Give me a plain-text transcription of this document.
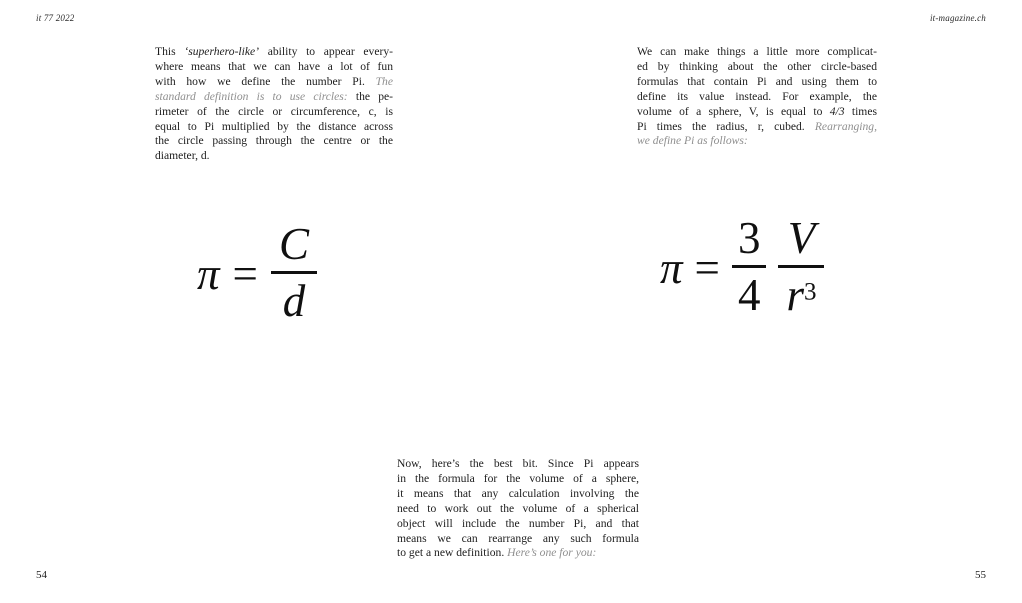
it 77 2022	it-magazine.ch
This ‘superhero-like’ ability to appear every-
where means that we can have a lot of fun
with how we define the number Pi. The
standard definition is to use circles: the pe-
rimeter of the circle or circumference, c, is
equal to Pi multiplied by the distance across
the circle passing through the centre or the
diameter, d.
We can make things a little more complicat-
ed by thinking about the other circle-based
formulas that contain Pi and using them to
define its value instead. For example, the
volume of a sphere, V, is equal to 4/3 times
Pi times the radius, r, cubed. Rearranging,
we define Pi as follows:
Now, here’s the best bit. Since Pi appears
in the formula for the volume of a sphere,
it means that any calculation involving the
need to work out the volume of a spherical
object will include the number Pi, and that
means we can rearrange any such formula
to get a new definition. Here’s one for you:
$\pi = \frac{C}{d}$	$\pi = \frac{3}{4} \frac{V}{r^3}$
54	55
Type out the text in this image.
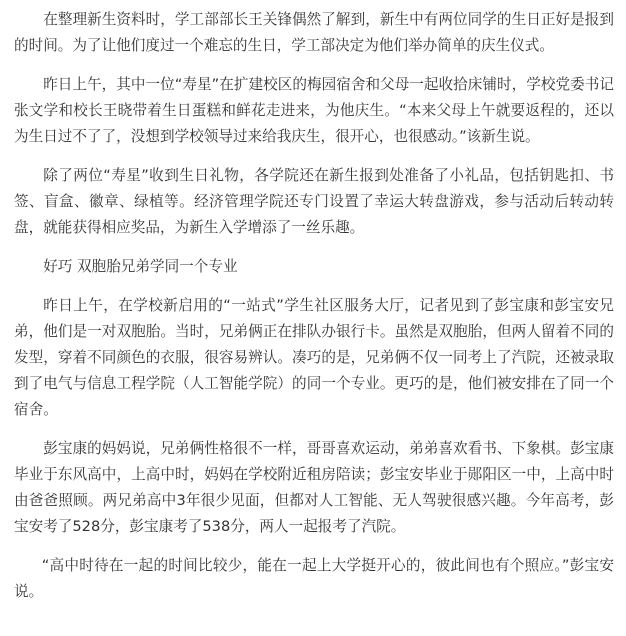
在整理新生资料时，学工部部长王关锋偶然了解到，新生中有两位同学的生日正好是报到的时间。为了让他们度过一个难忘的生日，学工部决定为他们举办简单的庆生仪式。

昨日上午，其中一位“寿星”在扩建校区的梅园宿舍和父母一起收拾床铺时，学校党委书记张文学和校长王晓带着生日蛋糕和鲜花走进来，为他庆生。“本来父母上午就要返程的，还以为生日过不了了，没想到学校领导过来给我庆生，很开心，也很感动。”该新生说。

除了两位“寿星”收到生日礼物，各学院还在新生报到处准备了小礼品，包括钥匙扣、书签、盲盒、徽章、绿植等。经济管理学院还专门设置了幸运大转盘游戏，参与活动后转动转盘，就能获得相应奖品，为新生入学增添了一丝乐趣。

好巧 双胞胎兄弟学同一个专业

昨日上午，在学校新启用的“一站式”学生社区服务大厅，记者见到了彭宝康和彭宝安兄弟，他们是一对双胞胎。当时，兄弟俩正在排队办银行卡。虽然是双胞胎，但两人留着不同的发型，穿着不同颜色的衣服，很容易辨认。凑巧的是，兄弟俩不仅一同考上了汽院，还被录取到了电气与信息工程学院（人工智能学院）的同一个专业。更巧的是，他们被安排在了同一个宿舍。

彭宝康的妈妈说，兄弟俩性格很不一样，哥哥喜欢运动，弟弟喜欢看书、下象棋。彭宝康毕业于东风高中，上高中时，妈妈在学校附近租房陪读；彭宝安毕业于郧阳区一中，上高中时由爸爸照顾。两兄弟高中3年很少见面，但都对人工智能、无人驾驶很感兴趣。今年高考，彭宝安考了528分，彭宝康考了538分，两人一起报考了汽院。

“高中时待在一起的时间比较少，能在一起上大学挺开心的，彼此间也有个照应。”彭宝安说。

Stated task: Among the lines of the material, find those that hold the word "number" and copy them.

Written answer:
with how we define the number Pi. The
object will include the number Pi, and that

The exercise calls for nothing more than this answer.